>> start Data extract

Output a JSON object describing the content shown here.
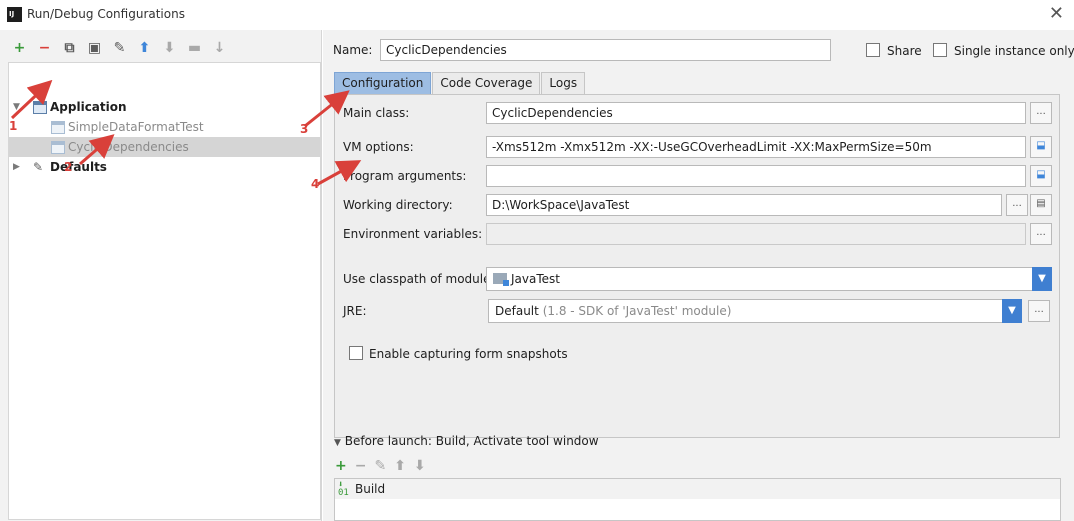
{
  "window": {
    "title": "Run/Debug Configurations",
    "app_icon_text": "IJ"
  },
  "left_toolbar": {
    "icons": [
      "add-icon",
      "remove-icon",
      "copy-icon",
      "save-icon",
      "wrench-icon",
      "move-up-icon",
      "move-down-icon",
      "folder-icon",
      "sort-icon"
    ]
  },
  "tree": {
    "items": [
      {
        "label": "Application",
        "bold": true,
        "expanded": true
      },
      {
        "label": "SimpleDataFormatTest",
        "bold": false
      },
      {
        "label": "CyclicDependencies",
        "bold": false,
        "selected": true
      },
      {
        "label": "Defaults",
        "bold": true,
        "expanded": false
      }
    ]
  },
  "annotations": [
    "1",
    "2",
    "3",
    "4"
  ],
  "header": {
    "name_label": "Name:",
    "name_value": "CyclicDependencies",
    "share_label": "Share",
    "single_instance_label": "Single instance only",
    "share_checked": false,
    "single_instance_checked": false
  },
  "tabs": [
    {
      "label": "Configuration",
      "active": true
    },
    {
      "label": "Code Coverage",
      "active": false
    },
    {
      "label": "Logs",
      "active": false
    }
  ],
  "form": {
    "main_class_label": "Main class:",
    "main_class_value": "CyclicDependencies",
    "vm_options_label": "VM options:",
    "vm_options_value": "-Xms512m  -Xmx512m   -XX:-UseGCOverheadLimit   -XX:MaxPermSize=50m",
    "program_args_label": "Program arguments:",
    "program_args_value": "",
    "working_dir_label": "Working directory:",
    "working_dir_value": "D:\\WorkSpace\\JavaTest",
    "env_vars_label": "Environment variables:",
    "env_vars_value": "",
    "classpath_label": "Use classpath of module:",
    "classpath_value": "JavaTest",
    "jre_label": "JRE:",
    "jre_value": "Default",
    "jre_detail": "(1.8 - SDK of 'JavaTest' module)",
    "snapshots_label": "Enable capturing form snapshots",
    "snapshots_checked": false,
    "ellipsis": "..."
  },
  "before_launch": {
    "title": "Before launch: Build, Activate tool window",
    "items": [
      "Build"
    ]
  },
  "colors": {
    "accent": "#3f7fd1",
    "tab_active": "#9dbde3",
    "annotation": "#d9403a"
  }
}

>> end Data extract

__Work to be completed__
Output all of the records exactly as they appear above, but not the pictures.

__Answer below__
Output a JSON object describing the content shown here.
{
  "window": {
    "title": "Run/Debug Configurations",
    "app_icon_text": "IJ"
  },
  "left_toolbar": {
    "icons": [
      "add-icon",
      "remove-icon",
      "copy-icon",
      "save-icon",
      "wrench-icon",
      "move-up-icon",
      "move-down-icon",
      "folder-icon",
      "sort-icon"
    ]
  },
  "tree": {
    "items": [
      {
        "label": "Application",
        "bold": true,
        "expanded": true
      },
      {
        "label": "SimpleDataFormatTest",
        "bold": false
      },
      {
        "label": "CyclicDependencies",
        "bold": false,
        "selected": true
      },
      {
        "label": "Defaults",
        "bold": true,
        "expanded": false
      }
    ]
  },
  "annotations": [
    "1",
    "2",
    "3",
    "4"
  ],
  "header": {
    "name_label": "Name:",
    "name_value": "CyclicDependencies",
    "share_label": "Share",
    "single_instance_label": "Single instance only",
    "share_checked": false,
    "single_instance_checked": false
  },
  "tabs": [
    {
      "label": "Configuration",
      "active": true
    },
    {
      "label": "Code Coverage",
      "active": false
    },
    {
      "label": "Logs",
      "active": false
    }
  ],
  "form": {
    "main_class_label": "Main class:",
    "main_class_value": "CyclicDependencies",
    "vm_options_label": "VM options:",
    "vm_options_value": "-Xms512m  -Xmx512m   -XX:-UseGCOverheadLimit   -XX:MaxPermSize=50m",
    "program_args_label": "Program arguments:",
    "program_args_value": "",
    "working_dir_label": "Working directory:",
    "working_dir_value": "D:\\WorkSpace\\JavaTest",
    "env_vars_label": "Environment variables:",
    "env_vars_value": "",
    "classpath_label": "Use classpath of module:",
    "classpath_value": "JavaTest",
    "jre_label": "JRE:",
    "jre_value": "Default",
    "jre_detail": "(1.8 - SDK of 'JavaTest' module)",
    "snapshots_label": "Enable capturing form snapshots",
    "snapshots_checked": false,
    "ellipsis": "..."
  },
  "before_launch": {
    "title": "Before launch: Build, Activate tool window",
    "items": [
      "Build"
    ]
  },
  "colors": {
    "accent": "#3f7fd1",
    "tab_active": "#9dbde3",
    "annotation": "#d9403a"
  }
}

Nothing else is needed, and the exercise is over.